穴水町は、能登半島地震で損傷した穴水小(大町)の建て替えへ向けた基本計画を策定した。穴水中敷地に移転新築する方針とし、総事業費は現校舎などの解体を含め78億円を見込む。2028年度内の供用開始を目指す。21日に開かれた町議会全員協議会で、概要が示された。
建設場所については、穴水中と穴水小の2カ所を比較検討。小中連携による教育環境の充実や授業以外での児童生徒の交流促進などにつながることを理由に、穴水中を選定した。敷地は一部民有地を含め約3万5000平方メートルと広く、将来的な小中一貫校を見据えて調理場や体育館、プールなどの施設を集約できることも利点に挙げている。
整備計画では、延べ床面積は校舎約3300平方メートル、体育館約2500平方メートル、屋内プール1000平方メートル、共同調理場約500平方メートル、放課後児童クラブ300平方メートル。グラウンドは200メートルと150メートルのトラックを設け、小中それぞれで確保する。さわやか交流館プルートにある図書館も穴水中敷地に移転し、広さは約450平方メートルを想定している。

[やること]
(1) 穴水小建て替えの記事の「穴水町は、能登半島地震で損傷」から始まり「きることも利点に挙げている。」で終わる部分を、「78億円」を「80億円」に書き換えて直してください。
(2) 穴水小建て替えの記事を、最後の文のあとから書き進めてください。
記録は使わなくてかまいません。

[データの抜粋]
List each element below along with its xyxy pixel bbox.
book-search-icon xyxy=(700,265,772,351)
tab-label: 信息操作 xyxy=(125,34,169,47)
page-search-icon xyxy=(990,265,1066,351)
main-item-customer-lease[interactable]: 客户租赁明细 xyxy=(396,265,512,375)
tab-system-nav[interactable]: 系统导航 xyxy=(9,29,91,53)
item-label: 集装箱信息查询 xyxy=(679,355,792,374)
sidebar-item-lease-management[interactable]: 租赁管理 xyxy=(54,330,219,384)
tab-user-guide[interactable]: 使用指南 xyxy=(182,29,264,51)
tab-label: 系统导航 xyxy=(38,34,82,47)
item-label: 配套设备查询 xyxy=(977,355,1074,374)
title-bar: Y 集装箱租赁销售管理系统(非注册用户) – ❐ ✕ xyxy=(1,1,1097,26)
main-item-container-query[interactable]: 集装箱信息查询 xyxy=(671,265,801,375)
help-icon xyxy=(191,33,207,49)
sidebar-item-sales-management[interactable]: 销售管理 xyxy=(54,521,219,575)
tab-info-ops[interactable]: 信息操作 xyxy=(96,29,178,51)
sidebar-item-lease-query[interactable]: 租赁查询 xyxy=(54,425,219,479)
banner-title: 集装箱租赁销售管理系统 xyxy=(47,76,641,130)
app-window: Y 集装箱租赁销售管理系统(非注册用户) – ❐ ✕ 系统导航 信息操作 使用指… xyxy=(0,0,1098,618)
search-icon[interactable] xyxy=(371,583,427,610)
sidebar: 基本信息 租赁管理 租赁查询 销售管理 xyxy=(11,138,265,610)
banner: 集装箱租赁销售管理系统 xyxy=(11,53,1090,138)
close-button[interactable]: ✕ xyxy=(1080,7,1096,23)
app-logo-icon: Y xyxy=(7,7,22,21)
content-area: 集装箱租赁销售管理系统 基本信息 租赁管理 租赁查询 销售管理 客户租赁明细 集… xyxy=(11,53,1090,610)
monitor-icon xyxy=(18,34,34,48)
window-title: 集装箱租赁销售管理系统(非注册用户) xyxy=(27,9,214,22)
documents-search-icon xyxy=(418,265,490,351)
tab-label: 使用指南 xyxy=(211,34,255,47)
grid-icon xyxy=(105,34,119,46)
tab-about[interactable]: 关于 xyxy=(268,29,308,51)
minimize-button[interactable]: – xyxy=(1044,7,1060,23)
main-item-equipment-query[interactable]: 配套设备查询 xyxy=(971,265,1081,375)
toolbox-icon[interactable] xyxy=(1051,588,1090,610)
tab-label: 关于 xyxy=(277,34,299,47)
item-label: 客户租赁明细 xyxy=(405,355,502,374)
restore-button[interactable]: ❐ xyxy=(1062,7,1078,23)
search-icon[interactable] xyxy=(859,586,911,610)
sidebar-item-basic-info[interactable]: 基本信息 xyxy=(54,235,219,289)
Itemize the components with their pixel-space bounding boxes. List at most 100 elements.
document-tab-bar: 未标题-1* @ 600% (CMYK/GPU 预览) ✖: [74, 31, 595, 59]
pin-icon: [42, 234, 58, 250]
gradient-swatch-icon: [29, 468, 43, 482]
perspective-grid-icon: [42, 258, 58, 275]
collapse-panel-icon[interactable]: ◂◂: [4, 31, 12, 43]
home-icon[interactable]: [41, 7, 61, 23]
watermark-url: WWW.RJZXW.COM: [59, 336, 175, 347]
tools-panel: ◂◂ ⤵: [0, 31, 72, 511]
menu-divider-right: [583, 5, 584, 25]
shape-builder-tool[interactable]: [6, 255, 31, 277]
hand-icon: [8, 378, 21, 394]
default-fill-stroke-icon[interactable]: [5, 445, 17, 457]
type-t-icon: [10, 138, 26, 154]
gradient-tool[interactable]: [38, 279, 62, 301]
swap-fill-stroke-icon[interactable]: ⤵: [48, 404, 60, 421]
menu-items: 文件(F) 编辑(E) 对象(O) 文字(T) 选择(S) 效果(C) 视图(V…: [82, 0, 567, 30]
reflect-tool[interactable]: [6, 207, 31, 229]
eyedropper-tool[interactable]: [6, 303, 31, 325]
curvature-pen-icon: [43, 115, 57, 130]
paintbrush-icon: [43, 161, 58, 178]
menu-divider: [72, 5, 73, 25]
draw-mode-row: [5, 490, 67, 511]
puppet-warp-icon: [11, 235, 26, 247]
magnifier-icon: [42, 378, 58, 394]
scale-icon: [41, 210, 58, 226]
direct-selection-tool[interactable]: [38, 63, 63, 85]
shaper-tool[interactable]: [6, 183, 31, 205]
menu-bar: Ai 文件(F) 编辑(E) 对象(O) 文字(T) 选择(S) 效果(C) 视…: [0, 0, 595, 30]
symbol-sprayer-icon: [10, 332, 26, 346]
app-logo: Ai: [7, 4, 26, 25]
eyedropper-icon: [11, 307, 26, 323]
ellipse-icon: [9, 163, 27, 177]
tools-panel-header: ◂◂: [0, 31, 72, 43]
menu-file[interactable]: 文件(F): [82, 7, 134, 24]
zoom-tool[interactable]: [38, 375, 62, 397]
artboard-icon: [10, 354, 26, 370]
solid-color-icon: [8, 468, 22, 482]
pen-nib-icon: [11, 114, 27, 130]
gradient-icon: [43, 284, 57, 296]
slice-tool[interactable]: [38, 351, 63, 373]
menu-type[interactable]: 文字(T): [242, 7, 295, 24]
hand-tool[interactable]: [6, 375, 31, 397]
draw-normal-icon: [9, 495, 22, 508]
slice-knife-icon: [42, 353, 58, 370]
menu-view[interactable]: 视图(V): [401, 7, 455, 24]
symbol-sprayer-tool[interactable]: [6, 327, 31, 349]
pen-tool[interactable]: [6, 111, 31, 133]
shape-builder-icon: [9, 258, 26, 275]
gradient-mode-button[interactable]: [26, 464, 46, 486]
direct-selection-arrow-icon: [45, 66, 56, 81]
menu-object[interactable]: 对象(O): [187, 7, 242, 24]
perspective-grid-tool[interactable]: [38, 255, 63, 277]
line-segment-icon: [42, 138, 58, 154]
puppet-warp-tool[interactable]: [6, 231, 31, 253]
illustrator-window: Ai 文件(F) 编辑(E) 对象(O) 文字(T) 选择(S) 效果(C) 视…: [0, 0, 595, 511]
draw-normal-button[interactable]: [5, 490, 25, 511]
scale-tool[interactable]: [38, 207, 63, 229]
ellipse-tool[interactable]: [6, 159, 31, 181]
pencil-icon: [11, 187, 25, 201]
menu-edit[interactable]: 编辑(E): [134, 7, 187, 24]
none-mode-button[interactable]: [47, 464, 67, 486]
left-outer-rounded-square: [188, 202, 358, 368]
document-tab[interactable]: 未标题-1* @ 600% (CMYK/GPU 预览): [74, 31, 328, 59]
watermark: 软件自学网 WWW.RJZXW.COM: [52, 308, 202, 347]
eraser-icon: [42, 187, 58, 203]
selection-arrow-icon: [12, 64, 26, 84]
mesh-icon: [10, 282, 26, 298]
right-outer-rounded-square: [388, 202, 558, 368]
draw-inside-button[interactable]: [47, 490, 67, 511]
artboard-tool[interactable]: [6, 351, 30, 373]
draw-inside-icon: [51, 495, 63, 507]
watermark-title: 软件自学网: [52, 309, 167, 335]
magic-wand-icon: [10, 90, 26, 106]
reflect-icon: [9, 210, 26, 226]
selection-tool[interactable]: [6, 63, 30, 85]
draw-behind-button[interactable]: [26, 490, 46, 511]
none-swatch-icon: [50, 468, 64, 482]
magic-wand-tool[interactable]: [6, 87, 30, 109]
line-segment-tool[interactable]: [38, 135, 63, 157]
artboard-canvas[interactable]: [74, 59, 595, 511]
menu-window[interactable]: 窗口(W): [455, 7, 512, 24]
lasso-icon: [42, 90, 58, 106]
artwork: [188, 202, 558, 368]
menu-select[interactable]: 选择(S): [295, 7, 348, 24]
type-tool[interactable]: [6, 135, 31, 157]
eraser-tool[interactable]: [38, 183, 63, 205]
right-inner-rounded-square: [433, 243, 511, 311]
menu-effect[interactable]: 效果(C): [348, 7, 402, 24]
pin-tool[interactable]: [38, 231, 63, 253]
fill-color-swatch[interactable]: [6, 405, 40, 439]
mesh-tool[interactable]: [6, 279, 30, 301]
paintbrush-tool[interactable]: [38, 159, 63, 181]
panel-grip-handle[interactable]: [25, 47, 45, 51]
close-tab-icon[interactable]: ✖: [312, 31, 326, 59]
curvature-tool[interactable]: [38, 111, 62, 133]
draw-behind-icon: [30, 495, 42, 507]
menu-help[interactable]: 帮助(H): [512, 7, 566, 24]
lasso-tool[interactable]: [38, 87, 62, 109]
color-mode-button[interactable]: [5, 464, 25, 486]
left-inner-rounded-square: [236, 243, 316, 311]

[作業の結果]
(1)
穴水町は、能登半島地震で損傷した穴水小(大町)の建て替えへ向けた基本計画を策定した。穴水中敷地に移転新築する方針とし、総事業費は現校舎などの解体を含め80億円を見込む。2028年度内の供用開始を目指す。21日に開かれた町議会全員協議会で、概要が示された。
建設場所については、穴水中と穴水小の2カ所を比較検討。小中連携による教育環境の充実や授業以外での児童生徒の交流促進などにつながることを理由に、穴水中を選定した。敷地は一部民有地を含め約3万5000平方メートルと広く、将来的な小中一貫校を見据えて調理場や体育館、プールなどの施設を集約できることも利点に挙げている。

(2)
整備事業費の内訳は、校舎25億円、体育館・屋内プール26億円、共同調理場6億円、児童クラブ2億円、図書館3億6000万円、外構9億6000万円、現校舎など解体5億8000万円。文部科学省や国土交通省の補助金を活用し、町の負担額を約12億円に抑える。
町教委によると、6月補正予算案に基本・実施設計の経費を計上する方向で調整している。26年度に設計を完了させ、27年度から2カ年で建設工事を進める。基本計画の策定支援業務は山岸建築設計事務所が担当。
穴水小は地震でコンクリートの柱や壁が損壊したり、床が沈下したりする被害を受けた。町教委では、1969〜70年に建てられた校舎の老朽化を踏まえ、2023年度に建て替える計画を立てていた。
児童は現在、グラウンドに整備された仮設校舎を利用している。